▶ _Input_
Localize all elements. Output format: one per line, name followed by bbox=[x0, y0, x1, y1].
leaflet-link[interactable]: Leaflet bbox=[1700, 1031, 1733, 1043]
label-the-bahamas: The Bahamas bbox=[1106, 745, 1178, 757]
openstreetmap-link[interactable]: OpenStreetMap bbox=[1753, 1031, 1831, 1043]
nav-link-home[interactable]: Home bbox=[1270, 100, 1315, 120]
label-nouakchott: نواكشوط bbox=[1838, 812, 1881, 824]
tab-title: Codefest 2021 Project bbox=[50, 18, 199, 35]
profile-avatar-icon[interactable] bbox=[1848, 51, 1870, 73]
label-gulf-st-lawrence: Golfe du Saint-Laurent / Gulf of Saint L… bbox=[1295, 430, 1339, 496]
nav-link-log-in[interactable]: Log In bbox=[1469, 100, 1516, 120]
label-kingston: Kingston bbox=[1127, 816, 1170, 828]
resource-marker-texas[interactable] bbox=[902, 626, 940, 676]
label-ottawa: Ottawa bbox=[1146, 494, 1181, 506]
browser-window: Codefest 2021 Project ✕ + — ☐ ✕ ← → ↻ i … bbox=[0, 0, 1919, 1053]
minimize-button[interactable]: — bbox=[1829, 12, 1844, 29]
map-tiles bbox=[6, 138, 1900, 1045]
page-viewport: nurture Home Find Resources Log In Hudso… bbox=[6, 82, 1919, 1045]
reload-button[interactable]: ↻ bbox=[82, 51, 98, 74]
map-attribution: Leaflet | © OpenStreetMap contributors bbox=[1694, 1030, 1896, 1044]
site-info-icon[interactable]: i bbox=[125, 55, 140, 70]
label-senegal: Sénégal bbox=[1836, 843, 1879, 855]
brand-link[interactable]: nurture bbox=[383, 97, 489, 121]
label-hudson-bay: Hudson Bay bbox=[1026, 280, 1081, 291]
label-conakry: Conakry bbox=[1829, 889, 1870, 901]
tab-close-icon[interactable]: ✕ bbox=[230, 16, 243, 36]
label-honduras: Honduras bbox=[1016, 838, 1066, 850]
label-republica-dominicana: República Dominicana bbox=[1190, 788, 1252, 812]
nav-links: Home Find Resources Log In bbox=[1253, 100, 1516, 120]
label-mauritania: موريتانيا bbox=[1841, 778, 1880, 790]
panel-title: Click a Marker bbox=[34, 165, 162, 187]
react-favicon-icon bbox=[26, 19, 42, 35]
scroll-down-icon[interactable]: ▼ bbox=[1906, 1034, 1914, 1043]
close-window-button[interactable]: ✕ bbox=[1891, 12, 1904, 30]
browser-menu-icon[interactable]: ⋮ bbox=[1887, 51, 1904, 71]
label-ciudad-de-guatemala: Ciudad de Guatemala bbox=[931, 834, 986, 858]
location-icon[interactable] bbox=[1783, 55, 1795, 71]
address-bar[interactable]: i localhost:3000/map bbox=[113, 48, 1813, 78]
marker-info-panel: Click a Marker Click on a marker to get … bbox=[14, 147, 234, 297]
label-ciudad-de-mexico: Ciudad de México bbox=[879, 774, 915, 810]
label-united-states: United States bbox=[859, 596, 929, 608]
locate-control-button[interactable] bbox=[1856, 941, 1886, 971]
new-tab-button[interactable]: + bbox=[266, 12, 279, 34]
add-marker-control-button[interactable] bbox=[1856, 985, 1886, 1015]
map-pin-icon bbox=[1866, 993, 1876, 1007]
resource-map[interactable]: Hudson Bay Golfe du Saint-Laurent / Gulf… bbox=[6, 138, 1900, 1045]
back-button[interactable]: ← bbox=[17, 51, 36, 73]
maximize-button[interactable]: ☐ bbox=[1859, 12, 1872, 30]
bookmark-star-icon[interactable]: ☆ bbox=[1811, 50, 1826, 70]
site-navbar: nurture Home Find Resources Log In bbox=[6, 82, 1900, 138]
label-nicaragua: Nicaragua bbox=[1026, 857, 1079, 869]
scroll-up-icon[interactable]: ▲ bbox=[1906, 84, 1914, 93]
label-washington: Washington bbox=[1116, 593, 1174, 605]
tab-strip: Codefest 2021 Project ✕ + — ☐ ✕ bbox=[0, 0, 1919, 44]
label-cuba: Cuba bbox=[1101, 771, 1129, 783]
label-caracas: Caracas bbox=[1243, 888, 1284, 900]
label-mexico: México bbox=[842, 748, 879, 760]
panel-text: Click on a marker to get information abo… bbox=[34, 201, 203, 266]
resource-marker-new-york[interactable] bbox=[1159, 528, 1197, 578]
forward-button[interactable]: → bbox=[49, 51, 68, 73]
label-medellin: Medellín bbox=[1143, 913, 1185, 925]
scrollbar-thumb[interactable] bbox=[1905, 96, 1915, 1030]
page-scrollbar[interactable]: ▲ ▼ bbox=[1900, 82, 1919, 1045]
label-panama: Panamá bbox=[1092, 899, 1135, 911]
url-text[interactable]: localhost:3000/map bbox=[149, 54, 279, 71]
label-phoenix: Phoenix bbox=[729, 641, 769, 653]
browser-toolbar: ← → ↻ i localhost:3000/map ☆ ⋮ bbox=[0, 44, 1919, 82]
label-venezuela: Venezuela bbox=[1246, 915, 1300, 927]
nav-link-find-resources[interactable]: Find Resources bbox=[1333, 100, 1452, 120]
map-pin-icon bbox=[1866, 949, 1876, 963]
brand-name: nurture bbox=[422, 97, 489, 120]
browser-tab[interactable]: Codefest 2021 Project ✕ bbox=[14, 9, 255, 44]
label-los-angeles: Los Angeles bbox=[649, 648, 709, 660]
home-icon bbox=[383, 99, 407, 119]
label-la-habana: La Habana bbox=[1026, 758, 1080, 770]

▶ _The problem_
Could you reproduce all of the rows above with "localhost:3000/map" replaced by "localhost:8080/map" wherever it appears, leaving everything else unchanged?

▶ _Output_
Localize all elements. Output format: one per line, name followed by bbox=[x0, y0, x1, y1].
leaflet-link[interactable]: Leaflet bbox=[1700, 1031, 1733, 1043]
label-the-bahamas: The Bahamas bbox=[1106, 745, 1178, 757]
openstreetmap-link[interactable]: OpenStreetMap bbox=[1753, 1031, 1831, 1043]
nav-link-home[interactable]: Home bbox=[1270, 100, 1315, 120]
label-nouakchott: نواكشوط bbox=[1838, 812, 1881, 824]
tab-title: Codefest 2021 Project bbox=[50, 18, 199, 35]
profile-avatar-icon[interactable] bbox=[1848, 51, 1870, 73]
label-gulf-st-lawrence: Golfe du Saint-Laurent / Gulf of Saint L… bbox=[1295, 430, 1339, 496]
nav-link-log-in[interactable]: Log In bbox=[1469, 100, 1516, 120]
label-kingston: Kingston bbox=[1127, 816, 1170, 828]
resource-marker-texas[interactable] bbox=[902, 626, 940, 676]
label-ottawa: Ottawa bbox=[1146, 494, 1181, 506]
browser-window: Codefest 2021 Project ✕ + — ☐ ✕ ← → ↻ i … bbox=[0, 0, 1919, 1053]
minimize-button[interactable]: — bbox=[1829, 12, 1844, 29]
map-tiles bbox=[6, 138, 1900, 1045]
page-viewport: nurture Home Find Resources Log In Hudso… bbox=[6, 82, 1919, 1045]
reload-button[interactable]: ↻ bbox=[82, 51, 98, 74]
map-attribution: Leaflet | © OpenStreetMap contributors bbox=[1694, 1030, 1896, 1044]
site-info-icon[interactable]: i bbox=[125, 55, 140, 70]
label-senegal: Sénégal bbox=[1836, 843, 1879, 855]
brand-link[interactable]: nurture bbox=[383, 97, 489, 121]
label-hudson-bay: Hudson Bay bbox=[1026, 280, 1081, 291]
label-conakry: Conakry bbox=[1829, 889, 1870, 901]
tab-close-icon[interactable]: ✕ bbox=[230, 16, 243, 36]
label-honduras: Honduras bbox=[1016, 838, 1066, 850]
label-republica-dominicana: República Dominicana bbox=[1190, 788, 1252, 812]
nav-links: Home Find Resources Log In bbox=[1253, 100, 1516, 120]
label-mauritania: موريتانيا bbox=[1841, 778, 1880, 790]
panel-title: Click a Marker bbox=[34, 165, 162, 187]
react-favicon-icon bbox=[26, 19, 42, 35]
scroll-down-icon[interactable]: ▼ bbox=[1906, 1034, 1914, 1043]
close-window-button[interactable]: ✕ bbox=[1891, 12, 1904, 30]
browser-menu-icon[interactable]: ⋮ bbox=[1887, 51, 1904, 71]
label-ciudad-de-guatemala: Ciudad de Guatemala bbox=[931, 834, 986, 858]
location-icon[interactable] bbox=[1783, 55, 1795, 71]
address-bar[interactable]: i localhost:8080/map bbox=[113, 48, 1813, 78]
marker-info-panel: Click a Marker Click on a marker to get … bbox=[14, 147, 234, 297]
label-ciudad-de-mexico: Ciudad de México bbox=[879, 774, 915, 810]
label-united-states: United States bbox=[859, 596, 929, 608]
locate-control-button[interactable] bbox=[1856, 941, 1886, 971]
new-tab-button[interactable]: + bbox=[266, 12, 279, 34]
add-marker-control-button[interactable] bbox=[1856, 985, 1886, 1015]
map-pin-icon bbox=[1866, 993, 1876, 1007]
resource-map[interactable]: Hudson Bay Golfe du Saint-Laurent / Gulf… bbox=[6, 138, 1900, 1045]
back-button[interactable]: ← bbox=[17, 51, 36, 73]
maximize-button[interactable]: ☐ bbox=[1859, 12, 1872, 30]
bookmark-star-icon[interactable]: ☆ bbox=[1811, 50, 1826, 70]
site-navbar: nurture Home Find Resources Log In bbox=[6, 82, 1900, 138]
label-nicaragua: Nicaragua bbox=[1026, 857, 1079, 869]
scroll-up-icon[interactable]: ▲ bbox=[1906, 84, 1914, 93]
label-washington: Washington bbox=[1116, 593, 1174, 605]
tab-strip: Codefest 2021 Project ✕ + — ☐ ✕ bbox=[0, 0, 1919, 44]
label-cuba: Cuba bbox=[1101, 771, 1129, 783]
label-caracas: Caracas bbox=[1243, 888, 1284, 900]
label-mexico: México bbox=[842, 748, 879, 760]
panel-text: Click on a marker to get information abo… bbox=[34, 201, 203, 266]
resource-marker-new-york[interactable] bbox=[1159, 528, 1197, 578]
forward-button[interactable]: → bbox=[49, 51, 68, 73]
label-medellin: Medellín bbox=[1143, 913, 1185, 925]
scrollbar-thumb[interactable] bbox=[1905, 96, 1915, 1030]
page-scrollbar[interactable]: ▲ ▼ bbox=[1900, 82, 1919, 1045]
label-panama: Panamá bbox=[1092, 899, 1135, 911]
url-text[interactable]: localhost:8080/map bbox=[149, 54, 279, 71]
label-phoenix: Phoenix bbox=[729, 641, 769, 653]
browser-toolbar: ← → ↻ i localhost:8080/map ☆ ⋮ bbox=[0, 44, 1919, 82]
label-venezuela: Venezuela bbox=[1246, 915, 1300, 927]
nav-link-find-resources[interactable]: Find Resources bbox=[1333, 100, 1452, 120]
map-pin-icon bbox=[1866, 949, 1876, 963]
brand-name: nurture bbox=[422, 97, 489, 120]
browser-tab[interactable]: Codefest 2021 Project ✕ bbox=[14, 9, 255, 44]
label-los-angeles: Los Angeles bbox=[649, 648, 709, 660]
home-icon bbox=[383, 99, 407, 119]
label-la-habana: La Habana bbox=[1026, 758, 1080, 770]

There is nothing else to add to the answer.